> _What you will do_
Reproduce the listing below without changes, except that pictures are left out.

> _Records supplied_
'''

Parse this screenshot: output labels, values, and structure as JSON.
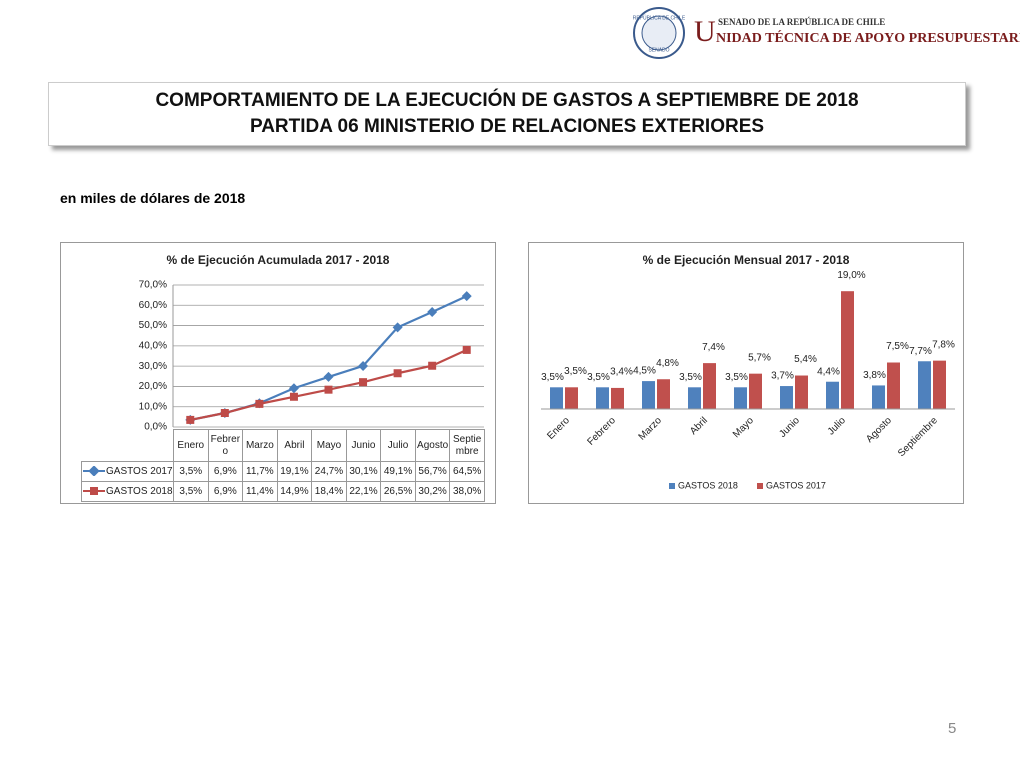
{
  "header": {
    "seal_top": "REPÚBLICA DE CHILE",
    "seal_bottom": "SENADO",
    "initial": "U",
    "line1": "SENADO DE LA REPÚBLICA DE CHILE",
    "line2": "NIDAD TÉCNICA DE APOYO PRESUPUESTARIO"
  },
  "title": [
    "COMPORTAMIENTO DE LA EJECUCIÓN DE GASTOS A SEPTIEMBRE DE 2018",
    "PARTIDA 06 MINISTERIO DE RELACIONES EXTERIORES"
  ],
  "subtitle": "en miles de dólares de 2018",
  "page_number": "5",
  "chart_data": [
    {
      "type": "line",
      "title": "% de Ejecución Acumulada 2017 - 2018",
      "categories": [
        "Enero",
        "Febrero",
        "Marzo",
        "Abril",
        "Mayo",
        "Junio",
        "Julio",
        "Agosto",
        "Septiembre"
      ],
      "series": [
        {
          "name": "GASTOS 2017",
          "color": "#4a7ebb",
          "marker": "diamond",
          "values": [
            3.5,
            6.9,
            11.7,
            19.1,
            24.7,
            30.1,
            49.1,
            56.7,
            64.5
          ],
          "value_labels": [
            "3,5%",
            "6,9%",
            "11,7%",
            "19,1%",
            "24,7%",
            "30,1%",
            "49,1%",
            "56,7%",
            "64,5%"
          ]
        },
        {
          "name": "GASTOS 2018",
          "color": "#be4b48",
          "marker": "square",
          "values": [
            3.5,
            6.9,
            11.4,
            14.9,
            18.4,
            22.1,
            26.5,
            30.2,
            38.0
          ],
          "value_labels": [
            "3,5%",
            "6,9%",
            "11,4%",
            "14,9%",
            "18,4%",
            "22,1%",
            "26,5%",
            "30,2%",
            "38,0%"
          ]
        }
      ],
      "ylim": [
        0,
        70
      ],
      "yticks": [
        {
          "value": 0,
          "label": "0,0%"
        },
        {
          "value": 10,
          "label": "10,0%"
        },
        {
          "value": 20,
          "label": "20,0%"
        },
        {
          "value": 30,
          "label": "30,0%"
        },
        {
          "value": 40,
          "label": "40,0%"
        },
        {
          "value": 50,
          "label": "50,0%"
        },
        {
          "value": 60,
          "label": "60,0%"
        },
        {
          "value": 70,
          "label": "70,0%"
        }
      ],
      "grid": true,
      "data_table": true
    },
    {
      "type": "bar",
      "title": "% de Ejecución Mensual 2017 - 2018",
      "categories": [
        "Enero",
        "Febrero",
        "Marzo",
        "Abril",
        "Mayo",
        "Junio",
        "Julio",
        "Agosto",
        "Septiembre"
      ],
      "series": [
        {
          "name": "GASTOS 2018",
          "color": "#4f81bd",
          "values": [
            3.5,
            3.5,
            4.5,
            3.5,
            3.5,
            3.7,
            4.4,
            3.8,
            7.7
          ],
          "value_labels": [
            "3,5%",
            "3,5%",
            "4,5%",
            "3,5%",
            "3,5%",
            "3,7%",
            "4,4%",
            "3,8%",
            "7,7%"
          ]
        },
        {
          "name": "GASTOS 2017",
          "color": "#c0504d",
          "values": [
            3.5,
            3.4,
            4.8,
            7.4,
            5.7,
            5.4,
            19.0,
            7.5,
            7.8
          ],
          "value_labels": [
            "3,5%",
            "3,4%",
            "4,8%",
            "7,4%",
            "5,7%",
            "5,4%",
            "19,0%",
            "7,5%",
            "7,8%"
          ]
        }
      ],
      "ylim": [
        0,
        20
      ],
      "legend": "bottom"
    }
  ]
}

'''

> _Response to this exercise_
Parse this screenshot: output labels, values, and structure as JSON.
{
  "header": {
    "seal_top": "REPÚBLICA DE CHILE",
    "seal_bottom": "SENADO",
    "initial": "U",
    "line1": "SENADO DE LA REPÚBLICA DE CHILE",
    "line2": "NIDAD TÉCNICA DE APOYO PRESUPUESTARIO"
  },
  "title": [
    "COMPORTAMIENTO DE LA EJECUCIÓN DE GASTOS A SEPTIEMBRE DE 2018",
    "PARTIDA 06 MINISTERIO DE RELACIONES EXTERIORES"
  ],
  "subtitle": "en miles de dólares de 2018",
  "page_number": "5",
  "chart_data": [
    {
      "type": "line",
      "title": "% de Ejecución Acumulada 2017 - 2018",
      "categories": [
        "Enero",
        "Febrero",
        "Marzo",
        "Abril",
        "Mayo",
        "Junio",
        "Julio",
        "Agosto",
        "Septiembre"
      ],
      "series": [
        {
          "name": "GASTOS 2017",
          "color": "#4a7ebb",
          "marker": "diamond",
          "values": [
            3.5,
            6.9,
            11.7,
            19.1,
            24.7,
            30.1,
            49.1,
            56.7,
            64.5
          ],
          "value_labels": [
            "3,5%",
            "6,9%",
            "11,7%",
            "19,1%",
            "24,7%",
            "30,1%",
            "49,1%",
            "56,7%",
            "64,5%"
          ]
        },
        {
          "name": "GASTOS 2018",
          "color": "#be4b48",
          "marker": "square",
          "values": [
            3.5,
            6.9,
            11.4,
            14.9,
            18.4,
            22.1,
            26.5,
            30.2,
            38.0
          ],
          "value_labels": [
            "3,5%",
            "6,9%",
            "11,4%",
            "14,9%",
            "18,4%",
            "22,1%",
            "26,5%",
            "30,2%",
            "38,0%"
          ]
        }
      ],
      "ylim": [
        0,
        70
      ],
      "yticks": [
        {
          "value": 0,
          "label": "0,0%"
        },
        {
          "value": 10,
          "label": "10,0%"
        },
        {
          "value": 20,
          "label": "20,0%"
        },
        {
          "value": 30,
          "label": "30,0%"
        },
        {
          "value": 40,
          "label": "40,0%"
        },
        {
          "value": 50,
          "label": "50,0%"
        },
        {
          "value": 60,
          "label": "60,0%"
        },
        {
          "value": 70,
          "label": "70,0%"
        }
      ],
      "grid": true,
      "data_table": true
    },
    {
      "type": "bar",
      "title": "% de Ejecución Mensual 2017 - 2018",
      "categories": [
        "Enero",
        "Febrero",
        "Marzo",
        "Abril",
        "Mayo",
        "Junio",
        "Julio",
        "Agosto",
        "Septiembre"
      ],
      "series": [
        {
          "name": "GASTOS 2018",
          "color": "#4f81bd",
          "values": [
            3.5,
            3.5,
            4.5,
            3.5,
            3.5,
            3.7,
            4.4,
            3.8,
            7.7
          ],
          "value_labels": [
            "3,5%",
            "3,5%",
            "4,5%",
            "3,5%",
            "3,5%",
            "3,7%",
            "4,4%",
            "3,8%",
            "7,7%"
          ]
        },
        {
          "name": "GASTOS 2017",
          "color": "#c0504d",
          "values": [
            3.5,
            3.4,
            4.8,
            7.4,
            5.7,
            5.4,
            19.0,
            7.5,
            7.8
          ],
          "value_labels": [
            "3,5%",
            "3,4%",
            "4,8%",
            "7,4%",
            "5,7%",
            "5,4%",
            "19,0%",
            "7,5%",
            "7,8%"
          ]
        }
      ],
      "ylim": [
        0,
        20
      ],
      "legend": "bottom"
    }
  ]
}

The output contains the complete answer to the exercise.